What you will do: In the entries below, find the line containing "Output a JSON". Copy it and all lines after it, exactly, through the end.

Listed records:
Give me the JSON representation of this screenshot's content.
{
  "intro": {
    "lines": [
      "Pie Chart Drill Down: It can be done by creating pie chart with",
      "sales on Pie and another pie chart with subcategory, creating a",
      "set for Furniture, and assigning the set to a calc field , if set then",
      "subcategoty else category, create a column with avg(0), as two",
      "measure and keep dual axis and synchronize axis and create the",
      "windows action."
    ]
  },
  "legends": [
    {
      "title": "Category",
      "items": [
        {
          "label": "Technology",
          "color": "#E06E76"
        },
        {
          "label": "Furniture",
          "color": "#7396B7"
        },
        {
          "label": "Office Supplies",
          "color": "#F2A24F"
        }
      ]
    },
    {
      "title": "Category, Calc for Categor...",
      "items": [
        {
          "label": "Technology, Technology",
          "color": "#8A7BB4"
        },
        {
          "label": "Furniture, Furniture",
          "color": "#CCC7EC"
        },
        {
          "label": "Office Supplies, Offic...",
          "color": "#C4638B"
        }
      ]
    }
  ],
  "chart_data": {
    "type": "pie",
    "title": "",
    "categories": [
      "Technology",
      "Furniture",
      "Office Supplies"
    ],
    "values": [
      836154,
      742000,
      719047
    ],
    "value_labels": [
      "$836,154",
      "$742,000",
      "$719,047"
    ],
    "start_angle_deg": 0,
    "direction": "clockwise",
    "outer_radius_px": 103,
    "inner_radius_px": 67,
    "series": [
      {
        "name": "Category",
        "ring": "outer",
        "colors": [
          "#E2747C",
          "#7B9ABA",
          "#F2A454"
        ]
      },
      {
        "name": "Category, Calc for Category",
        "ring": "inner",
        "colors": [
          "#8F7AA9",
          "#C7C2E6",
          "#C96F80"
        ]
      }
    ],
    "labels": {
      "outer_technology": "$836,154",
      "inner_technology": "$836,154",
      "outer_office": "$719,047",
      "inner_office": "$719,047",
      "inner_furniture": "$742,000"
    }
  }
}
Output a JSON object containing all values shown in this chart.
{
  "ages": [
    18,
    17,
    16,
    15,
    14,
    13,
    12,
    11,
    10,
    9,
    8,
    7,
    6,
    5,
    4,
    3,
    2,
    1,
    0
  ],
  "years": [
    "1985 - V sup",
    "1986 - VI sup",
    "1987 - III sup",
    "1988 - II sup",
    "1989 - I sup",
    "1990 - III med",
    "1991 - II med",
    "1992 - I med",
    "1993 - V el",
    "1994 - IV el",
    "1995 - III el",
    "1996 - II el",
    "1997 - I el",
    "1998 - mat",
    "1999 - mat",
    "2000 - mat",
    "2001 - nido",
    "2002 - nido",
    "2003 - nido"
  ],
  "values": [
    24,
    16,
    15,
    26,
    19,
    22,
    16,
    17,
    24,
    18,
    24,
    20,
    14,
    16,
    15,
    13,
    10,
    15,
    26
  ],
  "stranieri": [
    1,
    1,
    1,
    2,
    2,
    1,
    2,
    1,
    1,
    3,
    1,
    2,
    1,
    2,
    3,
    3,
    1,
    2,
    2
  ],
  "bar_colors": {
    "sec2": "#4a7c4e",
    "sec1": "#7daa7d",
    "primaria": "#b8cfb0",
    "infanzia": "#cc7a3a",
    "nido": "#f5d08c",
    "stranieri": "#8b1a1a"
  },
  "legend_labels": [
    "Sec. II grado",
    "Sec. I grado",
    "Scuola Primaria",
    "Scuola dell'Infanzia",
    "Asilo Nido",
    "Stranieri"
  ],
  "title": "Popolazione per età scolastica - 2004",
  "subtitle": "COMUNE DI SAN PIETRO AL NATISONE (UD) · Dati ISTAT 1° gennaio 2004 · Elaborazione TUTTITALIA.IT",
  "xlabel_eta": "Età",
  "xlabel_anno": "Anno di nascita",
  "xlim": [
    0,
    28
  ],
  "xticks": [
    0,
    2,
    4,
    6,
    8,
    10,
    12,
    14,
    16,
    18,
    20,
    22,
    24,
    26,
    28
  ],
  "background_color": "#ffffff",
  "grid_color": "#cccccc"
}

Answer for the task:
Output a JSON object containing all values shown in this chart.
{
  "ages": [
    18,
    17,
    16,
    15,
    14,
    13,
    12,
    11,
    10,
    9,
    8,
    7,
    6,
    5,
    4,
    3,
    2,
    1,
    0
  ],
  "years": [
    "1985 - V sup",
    "1986 - VI sup",
    "1987 - III sup",
    "1988 - II sup",
    "1989 - I sup",
    "1990 - III med",
    "1991 - II med",
    "1992 - I med",
    "1993 - V el",
    "1994 - IV el",
    "1995 - III el",
    "1996 - II el",
    "1997 - I el",
    "1998 - mat",
    "1999 - mat",
    "2000 - mat",
    "2001 - nido",
    "2002 - nido",
    "2003 - nido"
  ],
  "values": [
    24,
    16,
    15,
    26,
    19,
    22,
    16,
    17,
    24,
    18,
    24,
    20,
    14,
    16,
    15,
    13,
    10,
    15,
    26
  ],
  "stranieri": [
    1,
    1,
    1,
    2,
    2,
    1,
    2,
    1,
    1,
    3,
    1,
    2,
    1,
    2,
    3,
    3,
    1,
    2,
    2
  ],
  "bar_colors": {
    "sec2": "#4a7c4e",
    "sec1": "#7daa7d",
    "primaria": "#b8cfb0",
    "infanzia": "#cc7a3a",
    "nido": "#f5d08c",
    "stranieri": "#8b1a1a"
  },
  "legend_labels": [
    "Sec. II grado",
    "Sec. I grado",
    "Scuola Primaria",
    "Scuola dell'Infanzia",
    "Asilo Nido",
    "Stranieri"
  ],
  "title": "Popolazione per età scolastica - 2004",
  "subtitle": "COMUNE DI SAN PIETRO AL NATISONE (UD) · Dati ISTAT 1° gennaio 2004 · Elaborazione TUTTITALIA.IT",
  "xlabel_eta": "Età",
  "xlabel_anno": "Anno di nascita",
  "xlim": [
    0,
    28
  ],
  "xticks": [
    0,
    2,
    4,
    6,
    8,
    10,
    12,
    14,
    16,
    18,
    20,
    22,
    24,
    26,
    28
  ],
  "background_color": "#ffffff",
  "grid_color": "#cccccc"
}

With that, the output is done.